(Figure data in JSON)
-*-*-
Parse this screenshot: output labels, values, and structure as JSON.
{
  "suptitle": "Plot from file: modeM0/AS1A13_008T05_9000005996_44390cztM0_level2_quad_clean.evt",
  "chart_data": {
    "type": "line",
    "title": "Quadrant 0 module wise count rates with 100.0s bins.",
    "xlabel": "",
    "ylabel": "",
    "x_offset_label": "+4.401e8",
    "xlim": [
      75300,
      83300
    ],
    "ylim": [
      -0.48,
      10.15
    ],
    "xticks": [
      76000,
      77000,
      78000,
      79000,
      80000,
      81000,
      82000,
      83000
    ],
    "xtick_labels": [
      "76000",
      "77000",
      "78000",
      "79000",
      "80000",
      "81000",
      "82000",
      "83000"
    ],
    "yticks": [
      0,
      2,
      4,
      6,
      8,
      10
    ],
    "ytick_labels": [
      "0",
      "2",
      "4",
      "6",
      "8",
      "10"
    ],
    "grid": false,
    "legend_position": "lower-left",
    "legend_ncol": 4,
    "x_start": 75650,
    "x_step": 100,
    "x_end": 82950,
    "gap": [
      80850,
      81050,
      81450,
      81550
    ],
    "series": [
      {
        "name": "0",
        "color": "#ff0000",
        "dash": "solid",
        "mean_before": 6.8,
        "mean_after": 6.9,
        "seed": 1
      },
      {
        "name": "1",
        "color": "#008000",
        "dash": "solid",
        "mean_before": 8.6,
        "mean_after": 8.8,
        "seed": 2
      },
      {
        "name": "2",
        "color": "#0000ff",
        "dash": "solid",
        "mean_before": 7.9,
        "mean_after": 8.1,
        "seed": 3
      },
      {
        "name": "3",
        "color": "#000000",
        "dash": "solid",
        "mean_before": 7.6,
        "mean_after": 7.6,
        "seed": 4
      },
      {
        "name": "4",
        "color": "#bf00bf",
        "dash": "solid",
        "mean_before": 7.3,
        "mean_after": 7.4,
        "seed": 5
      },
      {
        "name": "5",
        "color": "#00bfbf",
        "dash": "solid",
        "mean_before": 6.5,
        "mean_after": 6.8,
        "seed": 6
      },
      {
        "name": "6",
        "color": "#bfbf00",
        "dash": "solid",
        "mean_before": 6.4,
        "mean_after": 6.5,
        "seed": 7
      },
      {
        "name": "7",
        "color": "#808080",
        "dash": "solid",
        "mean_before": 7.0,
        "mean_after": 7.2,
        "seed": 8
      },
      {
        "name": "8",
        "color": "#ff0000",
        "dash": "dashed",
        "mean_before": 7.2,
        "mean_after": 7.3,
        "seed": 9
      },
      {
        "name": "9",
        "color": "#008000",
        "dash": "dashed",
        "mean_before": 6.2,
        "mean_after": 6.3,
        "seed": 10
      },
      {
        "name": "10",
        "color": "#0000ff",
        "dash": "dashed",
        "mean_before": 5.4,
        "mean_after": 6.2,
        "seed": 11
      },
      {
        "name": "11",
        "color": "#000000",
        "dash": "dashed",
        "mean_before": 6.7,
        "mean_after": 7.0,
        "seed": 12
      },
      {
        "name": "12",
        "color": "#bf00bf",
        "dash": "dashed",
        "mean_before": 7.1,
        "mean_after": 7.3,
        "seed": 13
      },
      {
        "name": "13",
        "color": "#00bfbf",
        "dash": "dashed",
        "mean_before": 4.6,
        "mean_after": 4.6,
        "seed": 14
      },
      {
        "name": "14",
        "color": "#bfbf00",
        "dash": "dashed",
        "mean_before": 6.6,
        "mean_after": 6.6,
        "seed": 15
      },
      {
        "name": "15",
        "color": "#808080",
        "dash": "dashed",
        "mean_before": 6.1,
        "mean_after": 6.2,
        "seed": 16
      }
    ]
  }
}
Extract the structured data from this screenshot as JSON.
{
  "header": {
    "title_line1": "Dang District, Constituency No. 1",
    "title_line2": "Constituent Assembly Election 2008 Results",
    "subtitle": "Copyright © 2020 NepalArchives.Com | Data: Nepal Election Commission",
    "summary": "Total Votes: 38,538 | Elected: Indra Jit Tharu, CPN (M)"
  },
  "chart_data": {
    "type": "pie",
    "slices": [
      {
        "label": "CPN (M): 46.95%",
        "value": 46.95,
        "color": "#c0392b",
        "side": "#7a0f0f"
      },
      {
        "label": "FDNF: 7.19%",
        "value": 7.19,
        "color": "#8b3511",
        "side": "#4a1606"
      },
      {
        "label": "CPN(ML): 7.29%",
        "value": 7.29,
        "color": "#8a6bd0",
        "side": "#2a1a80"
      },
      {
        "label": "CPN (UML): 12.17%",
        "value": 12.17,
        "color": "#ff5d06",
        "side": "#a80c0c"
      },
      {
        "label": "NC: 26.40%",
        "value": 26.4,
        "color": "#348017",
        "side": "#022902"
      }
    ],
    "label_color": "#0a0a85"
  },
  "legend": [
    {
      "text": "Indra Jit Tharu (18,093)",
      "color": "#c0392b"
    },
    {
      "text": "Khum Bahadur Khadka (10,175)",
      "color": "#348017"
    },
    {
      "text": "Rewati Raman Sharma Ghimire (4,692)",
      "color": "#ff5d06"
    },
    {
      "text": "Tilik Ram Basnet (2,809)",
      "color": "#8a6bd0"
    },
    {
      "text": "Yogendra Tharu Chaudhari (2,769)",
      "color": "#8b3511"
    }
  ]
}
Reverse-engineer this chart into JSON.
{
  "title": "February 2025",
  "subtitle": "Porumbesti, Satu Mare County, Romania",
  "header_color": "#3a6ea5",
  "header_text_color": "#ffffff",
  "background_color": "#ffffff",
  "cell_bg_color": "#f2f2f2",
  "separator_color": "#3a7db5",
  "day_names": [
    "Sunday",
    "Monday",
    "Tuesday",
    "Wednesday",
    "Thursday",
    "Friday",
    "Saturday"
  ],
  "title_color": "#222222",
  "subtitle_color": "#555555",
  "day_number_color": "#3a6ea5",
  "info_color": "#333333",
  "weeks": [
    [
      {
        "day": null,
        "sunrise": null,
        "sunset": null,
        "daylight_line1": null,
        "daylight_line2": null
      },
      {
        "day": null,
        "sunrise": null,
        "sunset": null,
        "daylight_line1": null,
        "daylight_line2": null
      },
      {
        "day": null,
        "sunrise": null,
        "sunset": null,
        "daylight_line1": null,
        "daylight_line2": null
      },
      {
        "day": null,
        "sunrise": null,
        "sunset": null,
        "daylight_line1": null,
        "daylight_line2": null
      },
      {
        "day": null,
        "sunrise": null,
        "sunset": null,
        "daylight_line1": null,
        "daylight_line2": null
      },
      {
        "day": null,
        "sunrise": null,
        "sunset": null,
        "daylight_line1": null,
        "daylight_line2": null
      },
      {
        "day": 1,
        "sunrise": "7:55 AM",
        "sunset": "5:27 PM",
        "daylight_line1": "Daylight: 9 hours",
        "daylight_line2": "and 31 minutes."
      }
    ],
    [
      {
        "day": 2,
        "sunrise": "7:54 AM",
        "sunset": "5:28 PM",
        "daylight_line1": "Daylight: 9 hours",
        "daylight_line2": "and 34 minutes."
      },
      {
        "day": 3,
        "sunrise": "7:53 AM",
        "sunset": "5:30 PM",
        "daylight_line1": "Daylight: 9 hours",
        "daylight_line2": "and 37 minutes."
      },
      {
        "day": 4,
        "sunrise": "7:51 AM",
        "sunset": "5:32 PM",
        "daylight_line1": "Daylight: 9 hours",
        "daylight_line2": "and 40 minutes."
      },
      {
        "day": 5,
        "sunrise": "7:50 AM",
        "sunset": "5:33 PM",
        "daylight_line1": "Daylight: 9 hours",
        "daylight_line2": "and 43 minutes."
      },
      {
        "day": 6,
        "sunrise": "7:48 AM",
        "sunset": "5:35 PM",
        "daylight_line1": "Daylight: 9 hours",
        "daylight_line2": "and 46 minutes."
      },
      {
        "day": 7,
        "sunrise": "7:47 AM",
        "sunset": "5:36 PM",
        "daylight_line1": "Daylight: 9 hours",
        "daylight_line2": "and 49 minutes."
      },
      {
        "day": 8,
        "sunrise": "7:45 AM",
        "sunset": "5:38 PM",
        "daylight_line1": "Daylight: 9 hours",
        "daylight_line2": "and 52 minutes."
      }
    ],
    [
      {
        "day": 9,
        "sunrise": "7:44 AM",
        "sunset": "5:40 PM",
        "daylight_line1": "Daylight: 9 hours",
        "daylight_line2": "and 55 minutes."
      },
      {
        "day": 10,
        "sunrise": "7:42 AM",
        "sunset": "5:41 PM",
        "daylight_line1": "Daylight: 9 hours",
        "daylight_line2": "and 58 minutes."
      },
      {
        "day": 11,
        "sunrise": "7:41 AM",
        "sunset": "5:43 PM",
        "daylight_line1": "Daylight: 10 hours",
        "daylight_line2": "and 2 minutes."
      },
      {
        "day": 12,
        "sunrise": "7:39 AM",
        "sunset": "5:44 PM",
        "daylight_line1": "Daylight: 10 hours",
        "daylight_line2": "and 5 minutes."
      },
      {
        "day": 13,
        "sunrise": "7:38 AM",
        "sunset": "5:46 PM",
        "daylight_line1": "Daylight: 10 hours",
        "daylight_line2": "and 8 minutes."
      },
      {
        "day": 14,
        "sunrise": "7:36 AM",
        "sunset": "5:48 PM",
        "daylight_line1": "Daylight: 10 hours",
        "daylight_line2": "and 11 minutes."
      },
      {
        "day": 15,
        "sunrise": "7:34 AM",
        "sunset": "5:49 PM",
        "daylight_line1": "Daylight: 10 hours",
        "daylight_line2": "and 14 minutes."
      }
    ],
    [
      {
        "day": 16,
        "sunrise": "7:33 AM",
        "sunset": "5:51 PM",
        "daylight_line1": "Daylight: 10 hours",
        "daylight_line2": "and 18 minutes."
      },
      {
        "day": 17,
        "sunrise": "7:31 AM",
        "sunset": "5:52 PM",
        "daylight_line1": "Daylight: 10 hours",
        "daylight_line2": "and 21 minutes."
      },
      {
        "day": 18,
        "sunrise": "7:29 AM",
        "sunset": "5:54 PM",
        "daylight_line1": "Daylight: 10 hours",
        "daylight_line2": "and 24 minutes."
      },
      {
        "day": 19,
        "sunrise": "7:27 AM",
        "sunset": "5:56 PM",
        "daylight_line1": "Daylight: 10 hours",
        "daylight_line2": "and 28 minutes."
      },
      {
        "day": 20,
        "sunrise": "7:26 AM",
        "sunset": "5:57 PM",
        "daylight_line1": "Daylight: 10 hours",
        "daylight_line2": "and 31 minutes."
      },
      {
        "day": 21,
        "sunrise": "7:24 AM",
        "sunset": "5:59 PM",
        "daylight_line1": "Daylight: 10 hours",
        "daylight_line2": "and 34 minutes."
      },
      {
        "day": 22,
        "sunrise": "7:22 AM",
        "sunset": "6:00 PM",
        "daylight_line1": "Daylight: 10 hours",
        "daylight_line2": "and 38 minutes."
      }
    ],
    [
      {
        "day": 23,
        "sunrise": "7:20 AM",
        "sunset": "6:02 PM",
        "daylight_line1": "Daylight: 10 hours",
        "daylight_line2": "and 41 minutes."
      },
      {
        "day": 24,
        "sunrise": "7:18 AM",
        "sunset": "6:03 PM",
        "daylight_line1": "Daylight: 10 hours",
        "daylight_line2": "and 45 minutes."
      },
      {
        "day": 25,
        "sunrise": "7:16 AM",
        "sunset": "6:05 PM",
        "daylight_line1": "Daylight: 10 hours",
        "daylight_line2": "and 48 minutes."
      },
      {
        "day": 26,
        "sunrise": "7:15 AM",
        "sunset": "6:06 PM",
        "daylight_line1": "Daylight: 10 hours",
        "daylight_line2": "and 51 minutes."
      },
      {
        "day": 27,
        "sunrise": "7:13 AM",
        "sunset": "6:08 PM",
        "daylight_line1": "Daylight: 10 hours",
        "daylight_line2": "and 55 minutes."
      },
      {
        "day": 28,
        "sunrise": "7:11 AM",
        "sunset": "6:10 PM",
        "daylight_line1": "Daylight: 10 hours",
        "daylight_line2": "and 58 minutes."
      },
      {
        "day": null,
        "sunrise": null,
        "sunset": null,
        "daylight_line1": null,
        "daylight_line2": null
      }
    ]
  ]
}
-*-*-
Above are the records. Copy every line in them holding "this".

Parse this screenshot: output labels, values, and structure as JSON.
Extract the structured data from this screenshot as JSON.
Reverse-engineer this chart into JSON.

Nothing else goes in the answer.